最簡單的方法是 window method,步驟如下

  1. 選取濾波器的種類:包含 lowpass, highpass, bandpass, bandstop 濾波器
  2. 定義濾波器的規格:如果是 lowpass, highpass,需定義截止頻率 (cutoff frequency),以 Hz 為單位,如果是 bandpass, bandstop,需定義兩個截止頻率
  3. 選取取樣頻率:sampling frequency,以 Hz 為單位。選取原則以輸入數位訊號為主,且對應的 Nyquist 頻率需大於上述的截止頻率
  4. 套用窗法:選取 window function。在此需選取濾波器的長度,也就是離散時間域的脈衝響應樣本數 (number of taps)
  5. FIR 濾波器係數:根據濾波器的種類,計算 FIR filter 的係數,並套用 window function,藉以擷取有限長度的脈衝響應。理論上,樣本數越多,越接近 ideal filter
  6. 頻率響應:根據脈衝響應,求其在頻率域的頻率響應,包含強度頻譜與相位頻譜,用來觀察濾波器的設計,是否符合原先地定義的規格需求

ex: 試用 window method 設計濾波器規格為

(1) lowpass filter:截止頻率 \(f_c=250Hz\)

(2) highpass filter:截止頻率 \(f_c=250Hz\)

(3) bandpass filter:截止頻率 \(f_1=200Hz, f_2=300Hz\)

(4) bandstop filter:截止頻率 \(f_1=200Hz, f_2=300Hz\)

並顯示強度頻率與相位頻譜


以下是用不同 window method 實作 lowpass filter 的結果

import numpy as np
import scipy.signal as signal
import matplotlib.pyplot as plt

def fir_filter(n, cutoff, win, pass_zero, freq, plotpos1, plotpos2):
    h = signal.firwin( n, cutoff, window = win, pass_zero = pass_zero, fs = freq )

    w, H = signal.freqz( h )
    magnitude = abs( H )
    phase = np.angle( H )

資料清單:
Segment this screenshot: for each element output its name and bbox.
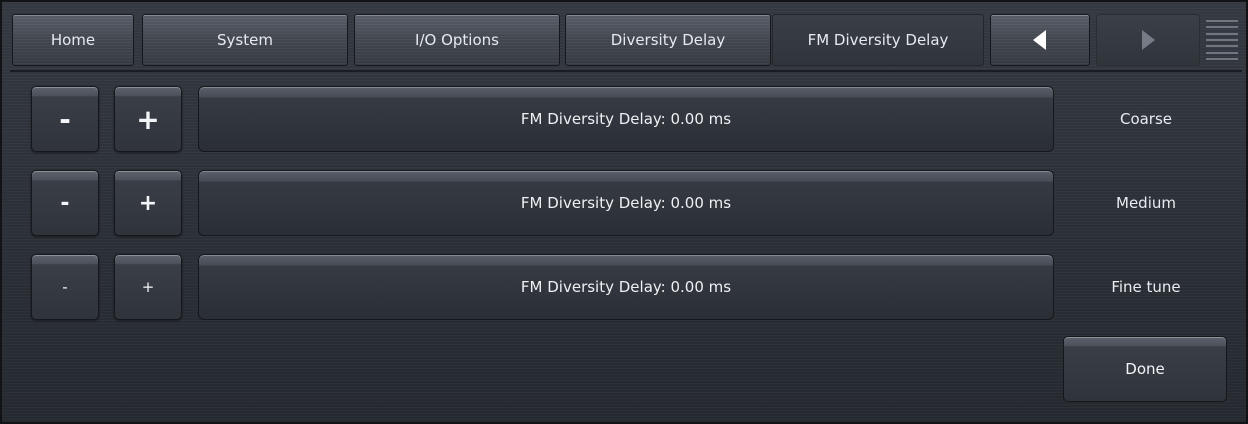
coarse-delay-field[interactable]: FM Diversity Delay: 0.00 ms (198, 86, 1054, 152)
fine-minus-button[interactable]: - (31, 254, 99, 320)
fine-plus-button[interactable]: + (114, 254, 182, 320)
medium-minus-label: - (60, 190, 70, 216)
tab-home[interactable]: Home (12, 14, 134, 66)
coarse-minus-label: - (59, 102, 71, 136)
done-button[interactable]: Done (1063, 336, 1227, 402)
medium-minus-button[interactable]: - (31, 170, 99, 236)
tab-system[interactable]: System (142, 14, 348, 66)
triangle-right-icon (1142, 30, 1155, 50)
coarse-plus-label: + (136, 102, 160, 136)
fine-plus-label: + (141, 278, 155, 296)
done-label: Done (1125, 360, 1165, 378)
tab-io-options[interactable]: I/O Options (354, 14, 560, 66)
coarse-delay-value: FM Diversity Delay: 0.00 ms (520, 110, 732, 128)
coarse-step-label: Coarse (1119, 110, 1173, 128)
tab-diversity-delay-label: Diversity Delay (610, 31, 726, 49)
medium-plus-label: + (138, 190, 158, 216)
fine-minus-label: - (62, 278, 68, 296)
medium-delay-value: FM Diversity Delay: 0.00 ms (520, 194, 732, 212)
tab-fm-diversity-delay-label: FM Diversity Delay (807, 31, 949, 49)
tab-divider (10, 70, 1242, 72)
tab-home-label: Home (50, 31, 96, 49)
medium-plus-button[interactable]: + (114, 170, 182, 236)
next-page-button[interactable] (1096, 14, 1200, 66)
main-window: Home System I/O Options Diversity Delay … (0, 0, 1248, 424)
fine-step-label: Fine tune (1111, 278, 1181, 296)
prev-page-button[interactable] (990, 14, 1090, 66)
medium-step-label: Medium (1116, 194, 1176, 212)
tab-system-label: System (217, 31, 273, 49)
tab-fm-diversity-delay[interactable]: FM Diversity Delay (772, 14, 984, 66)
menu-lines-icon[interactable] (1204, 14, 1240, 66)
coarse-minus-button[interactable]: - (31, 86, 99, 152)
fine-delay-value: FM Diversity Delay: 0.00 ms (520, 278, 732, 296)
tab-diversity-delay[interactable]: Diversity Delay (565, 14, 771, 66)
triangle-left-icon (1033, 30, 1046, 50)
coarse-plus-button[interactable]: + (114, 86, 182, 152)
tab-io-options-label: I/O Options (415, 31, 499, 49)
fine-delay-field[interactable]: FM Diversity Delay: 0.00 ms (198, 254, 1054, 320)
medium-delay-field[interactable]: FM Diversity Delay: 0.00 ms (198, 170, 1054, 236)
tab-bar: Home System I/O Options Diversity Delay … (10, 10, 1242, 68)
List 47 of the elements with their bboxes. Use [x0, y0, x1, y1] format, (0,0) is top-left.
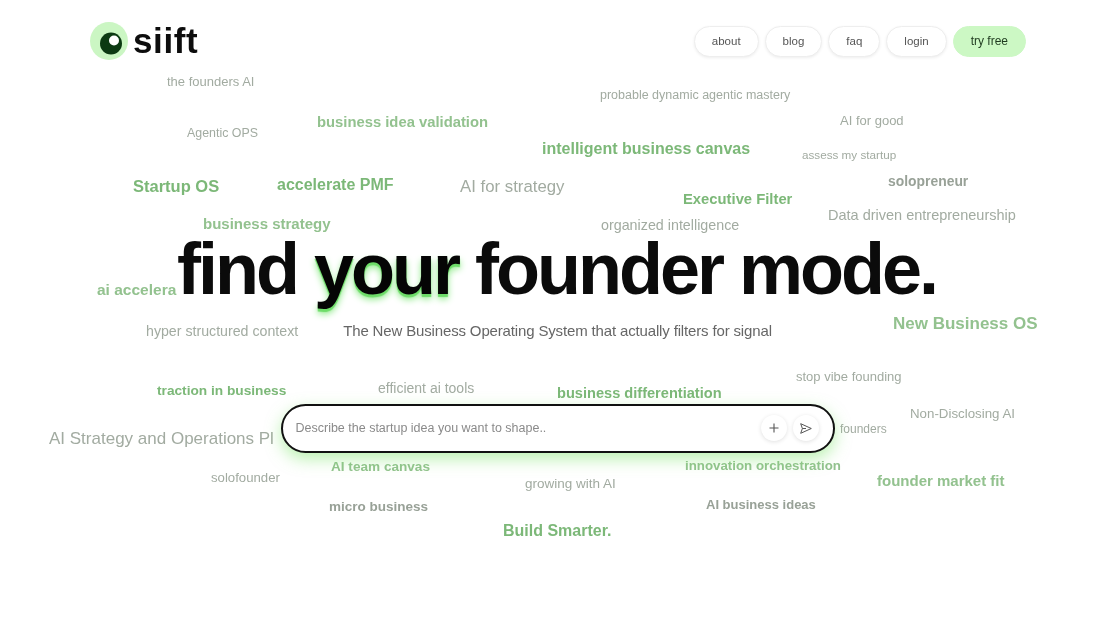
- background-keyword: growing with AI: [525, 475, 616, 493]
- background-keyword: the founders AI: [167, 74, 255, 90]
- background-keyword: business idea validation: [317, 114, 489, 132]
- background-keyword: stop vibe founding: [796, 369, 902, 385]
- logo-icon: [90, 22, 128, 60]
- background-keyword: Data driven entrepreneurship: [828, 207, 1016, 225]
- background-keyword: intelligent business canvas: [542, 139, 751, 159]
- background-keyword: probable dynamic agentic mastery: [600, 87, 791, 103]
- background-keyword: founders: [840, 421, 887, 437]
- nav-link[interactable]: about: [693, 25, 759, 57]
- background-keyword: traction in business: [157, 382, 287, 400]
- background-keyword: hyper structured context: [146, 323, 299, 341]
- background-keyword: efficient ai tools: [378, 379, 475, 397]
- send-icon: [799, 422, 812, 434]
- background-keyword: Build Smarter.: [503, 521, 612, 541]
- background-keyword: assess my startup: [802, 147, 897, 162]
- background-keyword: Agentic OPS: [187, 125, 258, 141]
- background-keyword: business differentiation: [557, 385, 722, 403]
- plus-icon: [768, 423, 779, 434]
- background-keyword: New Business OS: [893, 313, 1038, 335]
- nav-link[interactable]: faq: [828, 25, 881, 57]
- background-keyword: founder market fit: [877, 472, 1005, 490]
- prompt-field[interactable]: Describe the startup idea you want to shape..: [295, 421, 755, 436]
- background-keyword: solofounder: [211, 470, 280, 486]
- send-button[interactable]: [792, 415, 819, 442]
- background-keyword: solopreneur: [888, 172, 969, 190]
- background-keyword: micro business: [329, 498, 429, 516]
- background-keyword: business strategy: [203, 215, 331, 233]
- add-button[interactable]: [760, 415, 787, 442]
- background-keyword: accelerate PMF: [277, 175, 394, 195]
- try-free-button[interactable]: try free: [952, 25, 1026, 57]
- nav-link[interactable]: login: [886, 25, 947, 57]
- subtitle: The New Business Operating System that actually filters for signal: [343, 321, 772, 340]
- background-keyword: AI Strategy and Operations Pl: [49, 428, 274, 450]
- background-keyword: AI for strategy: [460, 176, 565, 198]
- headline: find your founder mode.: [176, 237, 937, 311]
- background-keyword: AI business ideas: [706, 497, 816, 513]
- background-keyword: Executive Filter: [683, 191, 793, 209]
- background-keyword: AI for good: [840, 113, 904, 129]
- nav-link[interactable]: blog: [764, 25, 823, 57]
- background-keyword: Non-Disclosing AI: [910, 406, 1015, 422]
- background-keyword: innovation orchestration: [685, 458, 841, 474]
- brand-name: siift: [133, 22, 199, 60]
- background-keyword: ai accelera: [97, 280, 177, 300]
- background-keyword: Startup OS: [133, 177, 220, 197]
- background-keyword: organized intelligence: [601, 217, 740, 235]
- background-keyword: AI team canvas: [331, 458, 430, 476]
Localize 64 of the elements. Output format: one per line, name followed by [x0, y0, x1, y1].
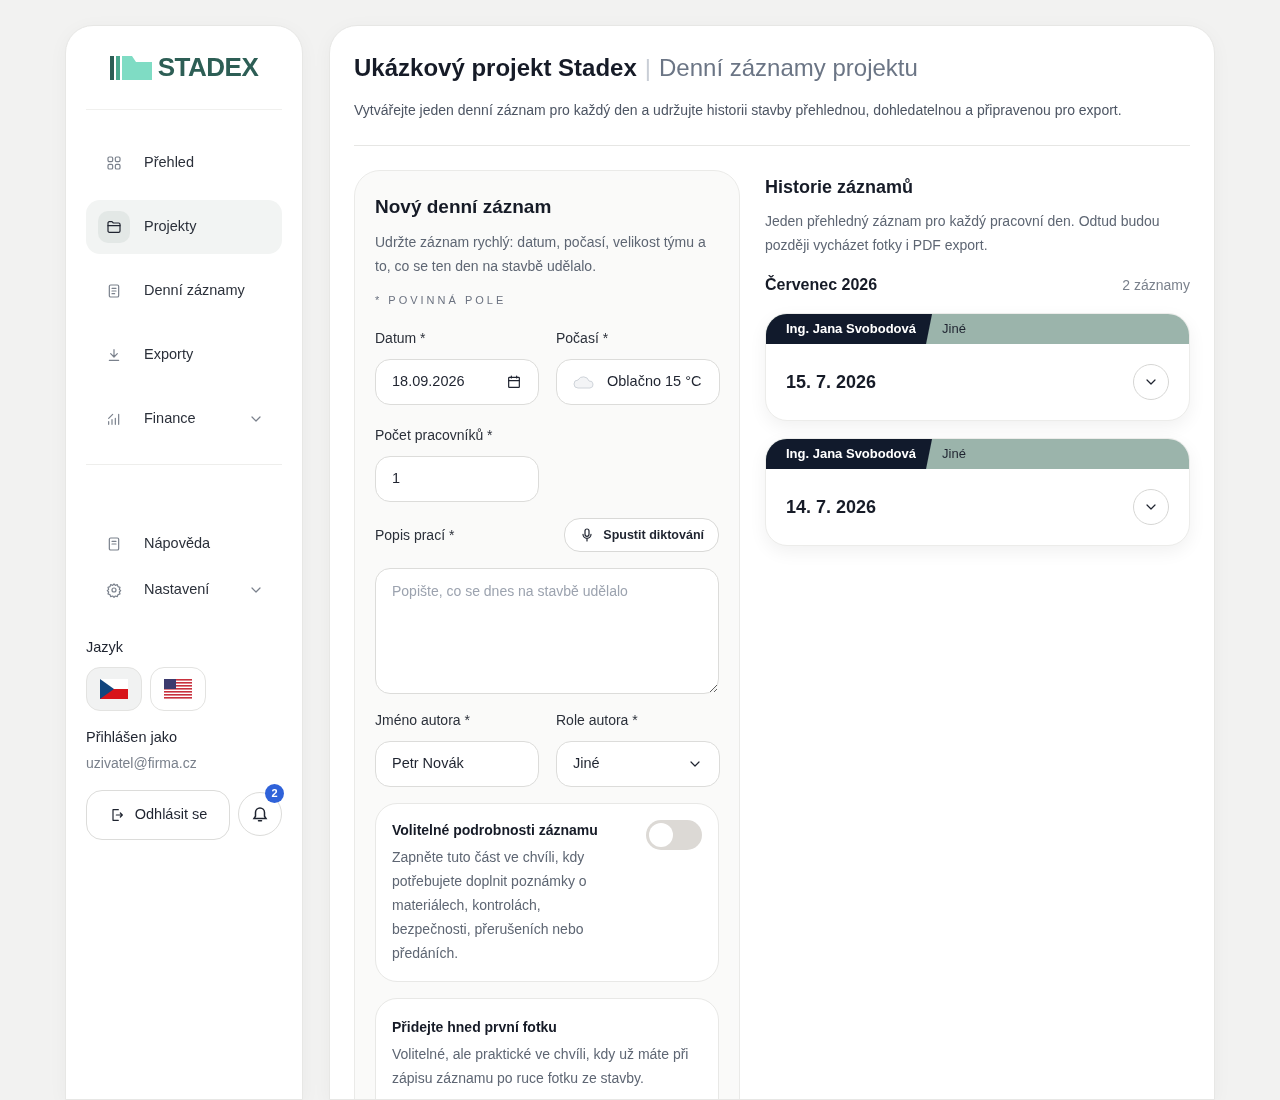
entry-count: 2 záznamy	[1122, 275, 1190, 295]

作業指示:
- A) 請把 FIR 濾波器設計那篇文章從「import numpy as」開始、到「np.angle( H )」結束的段落一字不差地重抄一遍。
- B) 請接著 FIR 濾波器設計那篇文章最後出現的內容往下寫。
上面的資料與這裡要做的事無關。

各題結果:
- A)
import numpy as np
import scipy.signal as signal
import matplotlib.pyplot as plt

def fir_filter(n, cutoff, win, pass_zero, freq, plotpos1, plotpos2):
    h = signal.firwin( n, cutoff, window = win, pass_zero = pass_zero, fs = freq )

    w, H = signal.freqz( h )
    magnitude = abs( H )
    phase = np.angle( H )

- B)
    plt.subplot(plotpos1)
    plt.plot( w, magnitude )
    plt.xlabel( r'$\omega$ '+'強度頻譜 ('+str(win)+')' )
    plt.ylabel( 'Magnitude' )

    plt.subplot(plotpos2)
    plt.plot( w, phase )
    plt.xlabel( r'$\omega$ '+'相位頻譜 ('+str(win)+')' )
    plt.ylabel( 'Phase' )

# cutoff frequency(Hz)
cutoff = 250
# numeber of taps
n = 31
# pass_zero = {True, False, 'bandpass', 'lowpass', 'highpass', 'bandstop'}
pass_zero = 'lowpass'
# sampling frequency (Hz)
freq = 1000


# 替換中文字型,處理 matplotlib 中文 label 問題
# https://blog.csdn.net/gmr2453929471/article/details/78655834
plt.rcParams['font.sans-serif'] = ['Heiti TC'] # 步驟一(替換sans-serif字型)
plt.rcParams['axes.unicode_minus'] = False  # 步驟二(解決座標軸負數的負號顯示問題)

plt.figure( 1 )

# rectangular (boxcar) window method
win='boxcar'
fir_filter(n, cutoff, win, pass_zero, freq, 231, 234)

# hamming window method
win='hamming'
fir_filter(n, cutoff, win, pass_zero, freq, 232, 235)

# hanning window method
win='hanning'
fir_filter(n, cutoff, win, pass_zero, freq, 233, 236)

plt.figure( 2 )

# bartlett window method
win='bartlett'
fir_filter(n, cutoff, win, pass_zero, freq, 231, 234)

# blackman window method
win='blackman'
fir_filter(n, cutoff, win, pass_zero, freq, 232, 235)

# kaiser window method
win=('kaiser',14)
fir_filter(n, cutoff, win, pass_zero, freq, 233, 236)

plt.show( )

使用 rectangular window method 設計的 lowpass filter,其頻率響應有 Gibbs 現象,結果較不理想。使用 blackman 或kaiser 設計的 lowpass filter,結果較理想。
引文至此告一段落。